▶ **The request**: Report each line of the data that includes the word "time".

--- begin ---

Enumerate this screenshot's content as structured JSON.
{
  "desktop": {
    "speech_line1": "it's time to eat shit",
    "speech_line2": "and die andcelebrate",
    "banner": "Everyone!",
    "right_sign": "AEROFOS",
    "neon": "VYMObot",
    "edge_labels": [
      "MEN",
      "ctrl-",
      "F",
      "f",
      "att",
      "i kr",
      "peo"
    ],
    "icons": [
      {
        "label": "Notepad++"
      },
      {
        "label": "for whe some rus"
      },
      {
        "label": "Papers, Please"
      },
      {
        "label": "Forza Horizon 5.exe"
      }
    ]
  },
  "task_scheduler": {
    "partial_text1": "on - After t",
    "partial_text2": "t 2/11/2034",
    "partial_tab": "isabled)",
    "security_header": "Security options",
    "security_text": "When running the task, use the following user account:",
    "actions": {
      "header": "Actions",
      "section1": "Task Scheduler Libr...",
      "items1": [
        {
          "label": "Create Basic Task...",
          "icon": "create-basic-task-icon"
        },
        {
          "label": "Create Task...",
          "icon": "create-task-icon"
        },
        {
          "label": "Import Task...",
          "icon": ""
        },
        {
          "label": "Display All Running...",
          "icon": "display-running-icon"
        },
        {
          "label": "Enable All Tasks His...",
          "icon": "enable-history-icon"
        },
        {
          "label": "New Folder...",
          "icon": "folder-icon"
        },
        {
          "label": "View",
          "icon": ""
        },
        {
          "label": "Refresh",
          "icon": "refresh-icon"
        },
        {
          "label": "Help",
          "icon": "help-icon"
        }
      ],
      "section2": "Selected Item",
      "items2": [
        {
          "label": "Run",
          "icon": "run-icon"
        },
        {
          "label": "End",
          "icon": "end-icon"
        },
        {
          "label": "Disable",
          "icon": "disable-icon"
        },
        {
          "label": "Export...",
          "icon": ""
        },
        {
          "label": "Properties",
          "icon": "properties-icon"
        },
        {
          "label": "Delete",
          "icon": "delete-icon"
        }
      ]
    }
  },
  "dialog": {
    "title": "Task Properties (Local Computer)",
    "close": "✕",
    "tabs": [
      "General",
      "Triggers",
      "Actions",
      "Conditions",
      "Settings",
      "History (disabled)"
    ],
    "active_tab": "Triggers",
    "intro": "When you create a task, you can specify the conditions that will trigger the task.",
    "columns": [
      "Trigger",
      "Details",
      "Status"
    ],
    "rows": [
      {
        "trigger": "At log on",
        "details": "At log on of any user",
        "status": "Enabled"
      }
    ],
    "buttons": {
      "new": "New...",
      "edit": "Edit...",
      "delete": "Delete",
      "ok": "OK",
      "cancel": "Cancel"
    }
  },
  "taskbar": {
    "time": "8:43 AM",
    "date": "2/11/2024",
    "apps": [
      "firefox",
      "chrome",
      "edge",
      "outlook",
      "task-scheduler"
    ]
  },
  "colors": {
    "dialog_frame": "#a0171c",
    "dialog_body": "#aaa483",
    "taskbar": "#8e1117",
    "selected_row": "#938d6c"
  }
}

--- end ---

▶ **Complete answer**:
    "speech_line1": "it's time to eat shit",
    "time": "8:43 AM",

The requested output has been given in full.